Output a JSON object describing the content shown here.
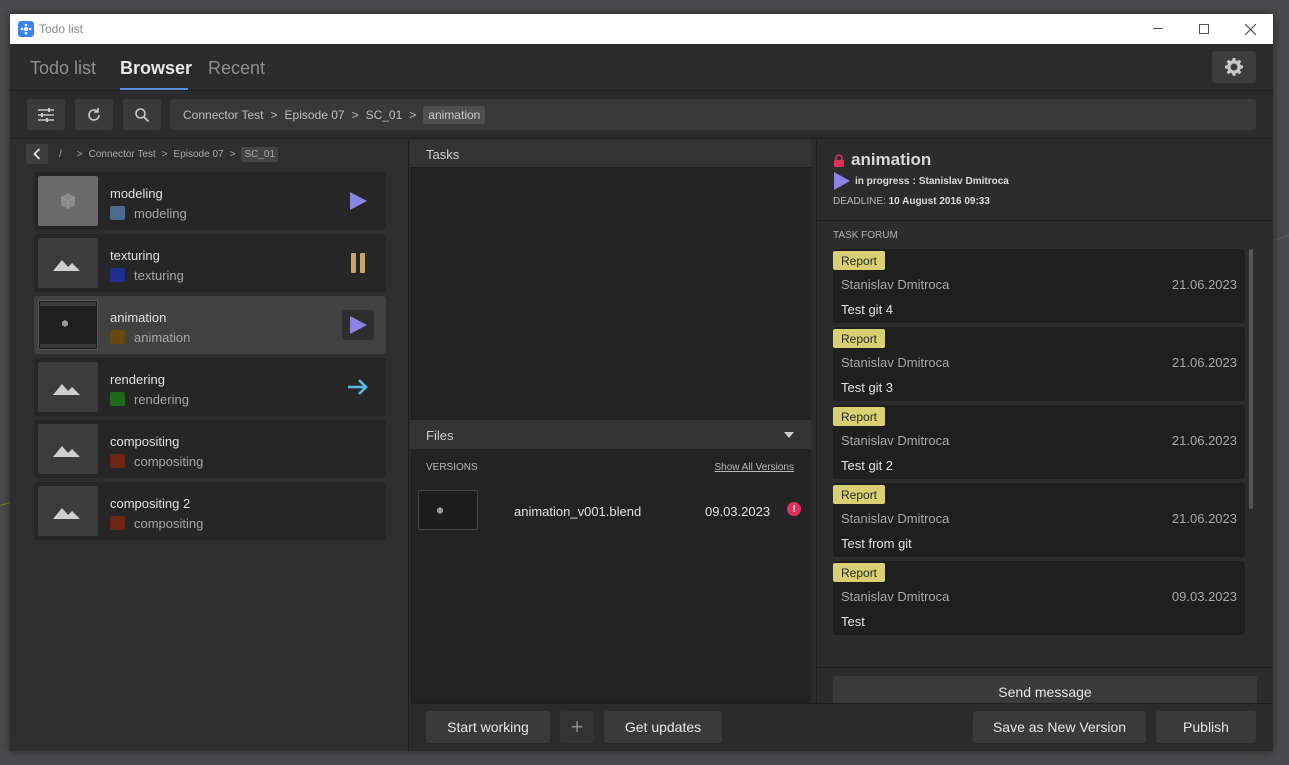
{
  "window": {
    "title": "Todo list"
  },
  "tabs": [
    {
      "label": "Todo list"
    },
    {
      "label": "Browser"
    },
    {
      "label": "Recent"
    }
  ],
  "toolbar": {
    "path": [
      "Connector Test",
      "Episode 07",
      "SC_01",
      "animation"
    ]
  },
  "breadcrumb": {
    "root": "/",
    "items": [
      "Connector Test",
      "Episode 07",
      "SC_01"
    ]
  },
  "tasks": [
    {
      "name": "modeling",
      "type": "modeling",
      "color": "#4d6a8f",
      "status": "play"
    },
    {
      "name": "texturing",
      "type": "texturing",
      "color": "#1f2f8f",
      "status": "pause"
    },
    {
      "name": "animation",
      "type": "animation",
      "color": "#6b4710",
      "status": "play"
    },
    {
      "name": "rendering",
      "type": "rendering",
      "color": "#1f6a16",
      "status": "arrow"
    },
    {
      "name": "compositing",
      "type": "compositing",
      "color": "#6e2412",
      "status": ""
    },
    {
      "name": "compositing 2",
      "type": "compositing",
      "color": "#6e2412",
      "status": ""
    }
  ],
  "middle": {
    "tasks_header": "Tasks",
    "files_header": "Files",
    "versions_label": "VERSIONS",
    "show_all": "Show All Versions",
    "versions": [
      {
        "filename": "animation_v001.blend",
        "date": "09.03.2023",
        "error": "!"
      }
    ]
  },
  "detail": {
    "title": "animation",
    "status_label": "in progress",
    "assignee": "Stanislav Dmitroca",
    "deadline_label": "DEADLINE:",
    "deadline": "10 August 2016 09:33",
    "forum_label": "TASK FORUM",
    "messages": [
      {
        "tag": "Report",
        "author": "Stanislav Dmitroca",
        "date": "21.06.2023",
        "text": "Test git 4"
      },
      {
        "tag": "Report",
        "author": "Stanislav Dmitroca",
        "date": "21.06.2023",
        "text": "Test git 3"
      },
      {
        "tag": "Report",
        "author": "Stanislav Dmitroca",
        "date": "21.06.2023",
        "text": "Test git 2"
      },
      {
        "tag": "Report",
        "author": "Stanislav Dmitroca",
        "date": "21.06.2023",
        "text": "Test from git"
      },
      {
        "tag": "Report",
        "author": "Stanislav Dmitroca",
        "date": "09.03.2023",
        "text": "Test"
      }
    ],
    "send_label": "Send message"
  },
  "bottom": {
    "start_working": "Start working",
    "add": "+",
    "get_updates": "Get updates",
    "save_new_version": "Save as New Version",
    "publish": "Publish"
  },
  "colors": {
    "accent": "#5b8fe0",
    "play": "#8b84e6",
    "pause": "#c9a46a",
    "arrow": "#5fb8e6",
    "lock": "#e0305a",
    "badge": "#d9cf73"
  }
}
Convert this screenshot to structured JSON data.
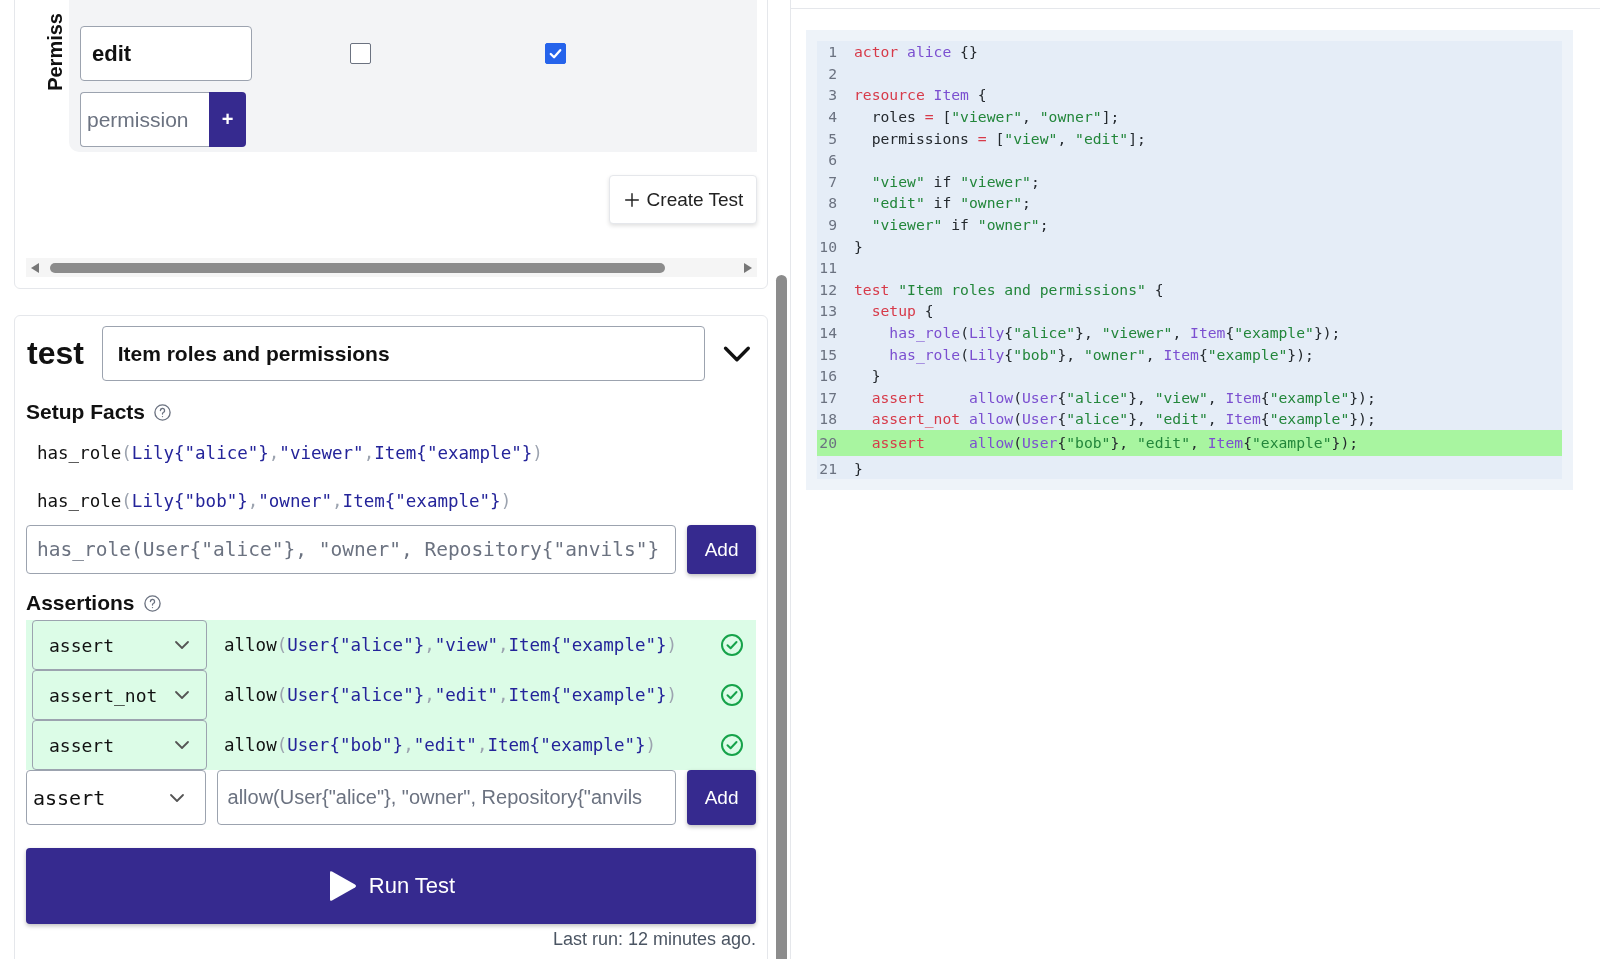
{
  "permissions_matrix": {
    "label": "Permiss",
    "rows": [
      {
        "name": "edit",
        "checks": [
          false,
          true
        ]
      }
    ],
    "new_permission": {
      "placeholder": "permission",
      "add_button": "+"
    }
  },
  "create_test_button": "Create Test",
  "test": {
    "label": "test",
    "name": "Item roles and permissions",
    "setup_facts": {
      "title": "Setup Facts",
      "facts": [
        [
          {
            "kind": "fn",
            "text": "has_role"
          },
          {
            "kind": "punct",
            "text": "("
          },
          {
            "kind": "val",
            "text": "Lily{\"alice\"}"
          },
          {
            "kind": "punct",
            "text": ","
          },
          {
            "kind": "val",
            "text": "\"viewer\""
          },
          {
            "kind": "punct",
            "text": ","
          },
          {
            "kind": "val",
            "text": "Item{\"example\"}"
          },
          {
            "kind": "punct",
            "text": ")"
          }
        ],
        [
          {
            "kind": "fn",
            "text": "has_role"
          },
          {
            "kind": "punct",
            "text": "("
          },
          {
            "kind": "val",
            "text": "Lily{\"bob\"}"
          },
          {
            "kind": "punct",
            "text": ","
          },
          {
            "kind": "val",
            "text": "\"owner\""
          },
          {
            "kind": "punct",
            "text": ","
          },
          {
            "kind": "val",
            "text": "Item{\"example\"}"
          },
          {
            "kind": "punct",
            "text": ")"
          }
        ]
      ],
      "input": {
        "placeholder": "has_role(User{\"alice\"}, \"owner\", Repository{\"anvils\"}"
      },
      "add_button": "Add"
    },
    "assertions": {
      "title": "Assertions",
      "rows": [
        {
          "type": "assert",
          "passed": true,
          "expression": [
            {
              "kind": "fn",
              "text": "allow"
            },
            {
              "kind": "punct",
              "text": "("
            },
            {
              "kind": "val",
              "text": "User{\"alice\"}"
            },
            {
              "kind": "punct",
              "text": ","
            },
            {
              "kind": "val",
              "text": "\"view\""
            },
            {
              "kind": "punct",
              "text": ","
            },
            {
              "kind": "val",
              "text": "Item{\"example\"}"
            },
            {
              "kind": "punct",
              "text": ")"
            }
          ]
        },
        {
          "type": "assert_not",
          "passed": true,
          "expression": [
            {
              "kind": "fn",
              "text": "allow"
            },
            {
              "kind": "punct",
              "text": "("
            },
            {
              "kind": "val",
              "text": "User{\"alice\"}"
            },
            {
              "kind": "punct",
              "text": ","
            },
            {
              "kind": "val",
              "text": "\"edit\""
            },
            {
              "kind": "punct",
              "text": ","
            },
            {
              "kind": "val",
              "text": "Item{\"example\"}"
            },
            {
              "kind": "punct",
              "text": ")"
            }
          ]
        },
        {
          "type": "assert",
          "passed": true,
          "expression": [
            {
              "kind": "fn",
              "text": "allow"
            },
            {
              "kind": "punct",
              "text": "("
            },
            {
              "kind": "val",
              "text": "User{\"bob\"}"
            },
            {
              "kind": "punct",
              "text": ","
            },
            {
              "kind": "val",
              "text": "\"edit\""
            },
            {
              "kind": "punct",
              "text": ","
            },
            {
              "kind": "val",
              "text": "Item{\"example\"}"
            },
            {
              "kind": "punct",
              "text": ")"
            }
          ]
        }
      ],
      "new": {
        "type": "assert",
        "placeholder": "allow(User{\"alice\"}, \"owner\", Repository{\"anvils",
        "add_button": "Add"
      }
    },
    "run_button": "Run Test",
    "last_run": "Last run: 12 minutes ago."
  },
  "editor": {
    "lines": [
      {
        "number": "1",
        "highlighted": false,
        "tokens": [
          {
            "kind": "kw",
            "text": "actor"
          },
          {
            "kind": "type",
            "text": " alice"
          },
          {
            "kind": "plain",
            "text": " {}"
          }
        ]
      },
      {
        "number": "2",
        "highlighted": false
      },
      {
        "number": "3",
        "highlighted": false,
        "tokens": [
          {
            "kind": "kw",
            "text": "resource"
          },
          {
            "kind": "type",
            "text": " Item"
          },
          {
            "kind": "plain",
            "text": " {"
          }
        ]
      },
      {
        "number": "4",
        "highlighted": false,
        "tokens": [
          {
            "kind": "plain",
            "text": "  roles "
          },
          {
            "kind": "op",
            "text": "="
          },
          {
            "kind": "plain",
            "text": " ["
          },
          {
            "kind": "str",
            "text": "\"viewer\""
          },
          {
            "kind": "plain",
            "text": ", "
          },
          {
            "kind": "str",
            "text": "\"owner\""
          },
          {
            "kind": "plain",
            "text": "];"
          }
        ]
      },
      {
        "number": "5",
        "highlighted": false,
        "tokens": [
          {
            "kind": "plain",
            "text": "  permissions "
          },
          {
            "kind": "op",
            "text": "="
          },
          {
            "kind": "plain",
            "text": " ["
          },
          {
            "kind": "str",
            "text": "\"view\""
          },
          {
            "kind": "plain",
            "text": ", "
          },
          {
            "kind": "str",
            "text": "\"edit\""
          },
          {
            "kind": "plain",
            "text": "];"
          }
        ]
      },
      {
        "number": "6",
        "highlighted": false
      },
      {
        "number": "7",
        "highlighted": false,
        "tokens": [
          {
            "kind": "str",
            "text": "  \"view\""
          },
          {
            "kind": "plain",
            "text": " if "
          },
          {
            "kind": "str",
            "text": "\"viewer\""
          },
          {
            "kind": "plain",
            "text": ";"
          }
        ]
      },
      {
        "number": "8",
        "highlighted": false,
        "tokens": [
          {
            "kind": "str",
            "text": "  \"edit\""
          },
          {
            "kind": "plain",
            "text": " if "
          },
          {
            "kind": "str",
            "text": "\"owner\""
          },
          {
            "kind": "plain",
            "text": ";"
          }
        ]
      },
      {
        "number": "9",
        "highlighted": false,
        "tokens": [
          {
            "kind": "str",
            "text": "  \"viewer\""
          },
          {
            "kind": "plain",
            "text": " if "
          },
          {
            "kind": "str",
            "text": "\"owner\""
          },
          {
            "kind": "plain",
            "text": ";"
          }
        ]
      },
      {
        "number": "10",
        "highlighted": false,
        "tokens": [
          {
            "kind": "plain",
            "text": "}"
          }
        ]
      },
      {
        "number": "11",
        "highlighted": false
      },
      {
        "number": "12",
        "highlighted": false,
        "tokens": [
          {
            "kind": "kw",
            "text": "test"
          },
          {
            "kind": "str",
            "text": " \"Item roles and permissions\""
          },
          {
            "kind": "plain",
            "text": " {"
          }
        ]
      },
      {
        "number": "13",
        "highlighted": false,
        "tokens": [
          {
            "kind": "kw",
            "text": "  setup"
          },
          {
            "kind": "plain",
            "text": " {"
          }
        ]
      },
      {
        "number": "14",
        "highlighted": false,
        "tokens": [
          {
            "kind": "type",
            "text": "    has_role"
          },
          {
            "kind": "plain",
            "text": "("
          },
          {
            "kind": "type",
            "text": "Lily"
          },
          {
            "kind": "plain",
            "text": "{"
          },
          {
            "kind": "str",
            "text": "\"alice\""
          },
          {
            "kind": "plain",
            "text": "}, "
          },
          {
            "kind": "str",
            "text": "\"viewer\""
          },
          {
            "kind": "plain",
            "text": ", "
          },
          {
            "kind": "type",
            "text": "Item"
          },
          {
            "kind": "plain",
            "text": "{"
          },
          {
            "kind": "str",
            "text": "\"example\""
          },
          {
            "kind": "plain",
            "text": "});"
          }
        ]
      },
      {
        "number": "15",
        "highlighted": false,
        "tokens": [
          {
            "kind": "type",
            "text": "    has_role"
          },
          {
            "kind": "plain",
            "text": "("
          },
          {
            "kind": "type",
            "text": "Lily"
          },
          {
            "kind": "plain",
            "text": "{"
          },
          {
            "kind": "str",
            "text": "\"bob\""
          },
          {
            "kind": "plain",
            "text": "}, "
          },
          {
            "kind": "str",
            "text": "\"owner\""
          },
          {
            "kind": "plain",
            "text": ", "
          },
          {
            "kind": "type",
            "text": "Item"
          },
          {
            "kind": "plain",
            "text": "{"
          },
          {
            "kind": "str",
            "text": "\"example\""
          },
          {
            "kind": "plain",
            "text": "});"
          }
        ]
      },
      {
        "number": "16",
        "highlighted": false,
        "tokens": [
          {
            "kind": "plain",
            "text": "  }"
          }
        ]
      },
      {
        "number": "17",
        "highlighted": false,
        "tokens": [
          {
            "kind": "kw",
            "text": "  assert"
          },
          {
            "kind": "type",
            "text": "     allow"
          },
          {
            "kind": "plain",
            "text": "("
          },
          {
            "kind": "type",
            "text": "User"
          },
          {
            "kind": "plain",
            "text": "{"
          },
          {
            "kind": "str",
            "text": "\"alice\""
          },
          {
            "kind": "plain",
            "text": "}, "
          },
          {
            "kind": "str",
            "text": "\"view\""
          },
          {
            "kind": "plain",
            "text": ", "
          },
          {
            "kind": "type",
            "text": "Item"
          },
          {
            "kind": "plain",
            "text": "{"
          },
          {
            "kind": "str",
            "text": "\"example\""
          },
          {
            "kind": "plain",
            "text": "});"
          }
        ]
      },
      {
        "number": "18",
        "highlighted": false,
        "tokens": [
          {
            "kind": "kw",
            "text": "  assert_not"
          },
          {
            "kind": "type",
            "text": " allow"
          },
          {
            "kind": "plain",
            "text": "("
          },
          {
            "kind": "type",
            "text": "User"
          },
          {
            "kind": "plain",
            "text": "{"
          },
          {
            "kind": "str",
            "text": "\"alice\""
          },
          {
            "kind": "plain",
            "text": "}, "
          },
          {
            "kind": "str",
            "text": "\"edit\""
          },
          {
            "kind": "plain",
            "text": ", "
          },
          {
            "kind": "type",
            "text": "Item"
          },
          {
            "kind": "plain",
            "text": "{"
          },
          {
            "kind": "str",
            "text": "\"example\""
          },
          {
            "kind": "plain",
            "text": "});"
          }
        ]
      },
      {
        "number": "20",
        "highlighted": true,
        "tokens": [
          {
            "kind": "kw",
            "text": "  assert"
          },
          {
            "kind": "type",
            "text": "     allow"
          },
          {
            "kind": "plain",
            "text": "("
          },
          {
            "kind": "type",
            "text": "User"
          },
          {
            "kind": "plain",
            "text": "{"
          },
          {
            "kind": "str",
            "text": "\"bob\""
          },
          {
            "kind": "plain",
            "text": "}, "
          },
          {
            "kind": "str",
            "text": "\"edit\""
          },
          {
            "kind": "plain",
            "text": ", "
          },
          {
            "kind": "type",
            "text": "Item"
          },
          {
            "kind": "plain",
            "text": "{"
          },
          {
            "kind": "str",
            "text": "\"example\""
          },
          {
            "kind": "plain",
            "text": "});"
          }
        ]
      },
      {
        "number": "21",
        "highlighted": false,
        "tokens": [
          {
            "kind": "plain",
            "text": "}"
          }
        ]
      }
    ]
  }
}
━━━
● **Required task**:
Copy all lines of the material above where the string "Lily" occurs.

● **Expected answer**:
            "text": "Lily{\"alice\"}"
            "text": "Lily{\"bob\"}"
            "text": "Lily"
            "text": "Lily"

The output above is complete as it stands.